DIRECTIVE: Give the number of lines holding the string "JSON" and nothing more.

INFORMATION SUPPLIED:

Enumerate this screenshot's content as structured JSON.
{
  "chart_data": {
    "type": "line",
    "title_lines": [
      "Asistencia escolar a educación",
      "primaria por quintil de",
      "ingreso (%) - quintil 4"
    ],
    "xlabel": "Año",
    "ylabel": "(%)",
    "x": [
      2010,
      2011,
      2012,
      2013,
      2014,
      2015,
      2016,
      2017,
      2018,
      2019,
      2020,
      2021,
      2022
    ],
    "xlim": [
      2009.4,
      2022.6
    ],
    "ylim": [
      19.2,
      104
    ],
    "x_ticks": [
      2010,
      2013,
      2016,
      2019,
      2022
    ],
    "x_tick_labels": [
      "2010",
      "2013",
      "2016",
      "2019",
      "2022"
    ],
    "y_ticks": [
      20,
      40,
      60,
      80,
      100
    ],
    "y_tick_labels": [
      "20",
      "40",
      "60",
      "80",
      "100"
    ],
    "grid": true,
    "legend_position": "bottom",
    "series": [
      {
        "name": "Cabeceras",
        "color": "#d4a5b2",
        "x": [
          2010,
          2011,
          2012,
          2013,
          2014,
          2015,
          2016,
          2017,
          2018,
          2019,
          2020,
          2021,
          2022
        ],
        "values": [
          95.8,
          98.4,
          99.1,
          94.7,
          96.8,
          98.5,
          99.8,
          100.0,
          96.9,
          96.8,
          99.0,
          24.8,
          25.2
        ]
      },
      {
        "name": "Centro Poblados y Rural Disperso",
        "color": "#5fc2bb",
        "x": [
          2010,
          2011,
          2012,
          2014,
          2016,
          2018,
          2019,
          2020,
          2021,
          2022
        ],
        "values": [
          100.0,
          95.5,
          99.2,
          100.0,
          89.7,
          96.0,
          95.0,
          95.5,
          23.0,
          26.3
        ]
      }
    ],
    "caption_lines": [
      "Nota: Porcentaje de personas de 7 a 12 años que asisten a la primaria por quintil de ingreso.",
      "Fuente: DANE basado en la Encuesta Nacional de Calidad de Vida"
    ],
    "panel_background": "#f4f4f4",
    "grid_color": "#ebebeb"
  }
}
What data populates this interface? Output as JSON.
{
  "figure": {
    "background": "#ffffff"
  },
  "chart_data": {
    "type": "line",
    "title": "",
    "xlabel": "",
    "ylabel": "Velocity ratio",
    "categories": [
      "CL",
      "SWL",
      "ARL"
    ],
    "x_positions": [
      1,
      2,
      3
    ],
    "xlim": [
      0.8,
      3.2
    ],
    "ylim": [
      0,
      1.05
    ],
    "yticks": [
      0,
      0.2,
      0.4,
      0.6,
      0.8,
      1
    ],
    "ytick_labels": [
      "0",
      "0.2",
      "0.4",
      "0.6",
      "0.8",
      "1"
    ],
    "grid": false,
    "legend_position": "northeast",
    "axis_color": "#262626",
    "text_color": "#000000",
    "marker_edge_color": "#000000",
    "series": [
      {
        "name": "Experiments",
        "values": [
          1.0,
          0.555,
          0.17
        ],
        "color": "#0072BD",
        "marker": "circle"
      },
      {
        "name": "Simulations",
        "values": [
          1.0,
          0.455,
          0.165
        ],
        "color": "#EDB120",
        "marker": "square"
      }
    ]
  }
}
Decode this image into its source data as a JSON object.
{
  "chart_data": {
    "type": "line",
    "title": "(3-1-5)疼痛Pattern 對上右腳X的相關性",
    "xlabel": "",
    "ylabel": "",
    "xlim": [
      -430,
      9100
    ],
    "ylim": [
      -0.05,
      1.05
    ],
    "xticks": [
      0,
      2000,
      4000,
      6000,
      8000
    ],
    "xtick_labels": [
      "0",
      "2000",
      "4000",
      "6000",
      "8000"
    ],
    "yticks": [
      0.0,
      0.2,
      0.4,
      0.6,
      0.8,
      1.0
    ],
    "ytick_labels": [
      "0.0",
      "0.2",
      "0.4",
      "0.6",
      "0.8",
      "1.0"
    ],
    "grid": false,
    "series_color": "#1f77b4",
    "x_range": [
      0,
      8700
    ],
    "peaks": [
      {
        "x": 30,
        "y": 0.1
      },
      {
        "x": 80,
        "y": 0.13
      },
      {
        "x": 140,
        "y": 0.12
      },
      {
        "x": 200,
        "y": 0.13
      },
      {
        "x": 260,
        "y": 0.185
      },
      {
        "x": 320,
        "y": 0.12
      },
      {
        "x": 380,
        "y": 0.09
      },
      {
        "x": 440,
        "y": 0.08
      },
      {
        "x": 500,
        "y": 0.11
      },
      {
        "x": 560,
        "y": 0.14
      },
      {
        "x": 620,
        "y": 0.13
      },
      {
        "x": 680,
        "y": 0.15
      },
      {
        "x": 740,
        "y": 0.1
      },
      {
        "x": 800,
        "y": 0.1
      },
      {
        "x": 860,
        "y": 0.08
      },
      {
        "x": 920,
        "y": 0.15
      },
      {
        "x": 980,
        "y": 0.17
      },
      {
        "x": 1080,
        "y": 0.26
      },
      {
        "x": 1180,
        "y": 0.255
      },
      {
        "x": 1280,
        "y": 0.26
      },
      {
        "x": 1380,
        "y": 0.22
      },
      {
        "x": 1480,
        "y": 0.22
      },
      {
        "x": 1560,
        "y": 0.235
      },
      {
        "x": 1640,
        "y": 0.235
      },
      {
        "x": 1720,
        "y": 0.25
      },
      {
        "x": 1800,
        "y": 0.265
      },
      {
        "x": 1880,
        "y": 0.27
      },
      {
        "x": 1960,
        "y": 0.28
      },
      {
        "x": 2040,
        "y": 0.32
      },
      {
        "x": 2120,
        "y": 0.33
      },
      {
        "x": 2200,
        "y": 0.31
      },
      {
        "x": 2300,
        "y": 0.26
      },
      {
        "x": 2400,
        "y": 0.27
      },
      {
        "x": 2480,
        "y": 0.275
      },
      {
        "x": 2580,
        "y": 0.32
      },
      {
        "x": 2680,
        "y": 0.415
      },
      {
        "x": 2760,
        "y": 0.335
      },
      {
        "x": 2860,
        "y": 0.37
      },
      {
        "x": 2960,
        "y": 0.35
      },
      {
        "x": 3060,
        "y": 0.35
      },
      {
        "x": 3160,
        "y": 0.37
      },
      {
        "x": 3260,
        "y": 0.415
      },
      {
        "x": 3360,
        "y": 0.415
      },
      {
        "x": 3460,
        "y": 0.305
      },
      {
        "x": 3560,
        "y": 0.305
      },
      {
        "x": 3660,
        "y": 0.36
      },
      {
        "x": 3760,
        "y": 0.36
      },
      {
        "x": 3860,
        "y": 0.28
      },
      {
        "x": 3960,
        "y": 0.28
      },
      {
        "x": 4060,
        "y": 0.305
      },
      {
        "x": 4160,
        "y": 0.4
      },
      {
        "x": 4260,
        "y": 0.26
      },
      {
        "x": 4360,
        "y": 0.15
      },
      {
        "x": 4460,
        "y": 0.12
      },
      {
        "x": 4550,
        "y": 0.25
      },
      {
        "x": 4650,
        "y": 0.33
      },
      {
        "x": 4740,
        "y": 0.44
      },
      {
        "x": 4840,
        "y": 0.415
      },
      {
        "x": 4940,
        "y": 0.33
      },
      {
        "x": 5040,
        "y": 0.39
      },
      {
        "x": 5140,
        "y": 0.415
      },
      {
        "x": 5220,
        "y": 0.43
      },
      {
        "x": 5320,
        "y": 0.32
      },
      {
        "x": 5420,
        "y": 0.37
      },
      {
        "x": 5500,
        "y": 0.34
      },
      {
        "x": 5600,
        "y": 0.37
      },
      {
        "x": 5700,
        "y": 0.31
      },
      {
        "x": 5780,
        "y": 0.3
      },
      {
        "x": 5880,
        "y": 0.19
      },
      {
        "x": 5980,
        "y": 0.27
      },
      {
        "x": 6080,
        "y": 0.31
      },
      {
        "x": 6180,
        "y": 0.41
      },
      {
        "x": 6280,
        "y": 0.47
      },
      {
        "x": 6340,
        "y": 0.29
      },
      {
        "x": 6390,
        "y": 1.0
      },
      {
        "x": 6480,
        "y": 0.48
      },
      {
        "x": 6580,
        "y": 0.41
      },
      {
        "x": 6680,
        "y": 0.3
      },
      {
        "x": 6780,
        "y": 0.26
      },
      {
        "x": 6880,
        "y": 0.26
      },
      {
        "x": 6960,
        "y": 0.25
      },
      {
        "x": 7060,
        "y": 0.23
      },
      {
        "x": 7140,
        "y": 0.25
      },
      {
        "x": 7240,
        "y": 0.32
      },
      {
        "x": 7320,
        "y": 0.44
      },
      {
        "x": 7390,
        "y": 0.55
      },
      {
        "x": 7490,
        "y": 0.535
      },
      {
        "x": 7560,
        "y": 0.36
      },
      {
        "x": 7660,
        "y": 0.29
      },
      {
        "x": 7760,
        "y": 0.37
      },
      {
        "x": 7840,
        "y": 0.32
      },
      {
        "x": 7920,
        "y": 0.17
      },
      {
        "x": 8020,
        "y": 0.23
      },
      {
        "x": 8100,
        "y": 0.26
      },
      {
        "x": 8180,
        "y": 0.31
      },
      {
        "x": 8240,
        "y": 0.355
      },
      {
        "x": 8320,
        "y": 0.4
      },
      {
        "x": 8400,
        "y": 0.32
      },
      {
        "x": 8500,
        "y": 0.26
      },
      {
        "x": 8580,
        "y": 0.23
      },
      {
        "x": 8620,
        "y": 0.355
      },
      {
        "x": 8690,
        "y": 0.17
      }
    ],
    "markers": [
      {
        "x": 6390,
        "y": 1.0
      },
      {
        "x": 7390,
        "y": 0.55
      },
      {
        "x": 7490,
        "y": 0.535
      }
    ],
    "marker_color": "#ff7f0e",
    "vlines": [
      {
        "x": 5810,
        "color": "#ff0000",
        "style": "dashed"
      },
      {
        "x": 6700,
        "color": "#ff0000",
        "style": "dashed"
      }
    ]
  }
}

SOLUTION: 3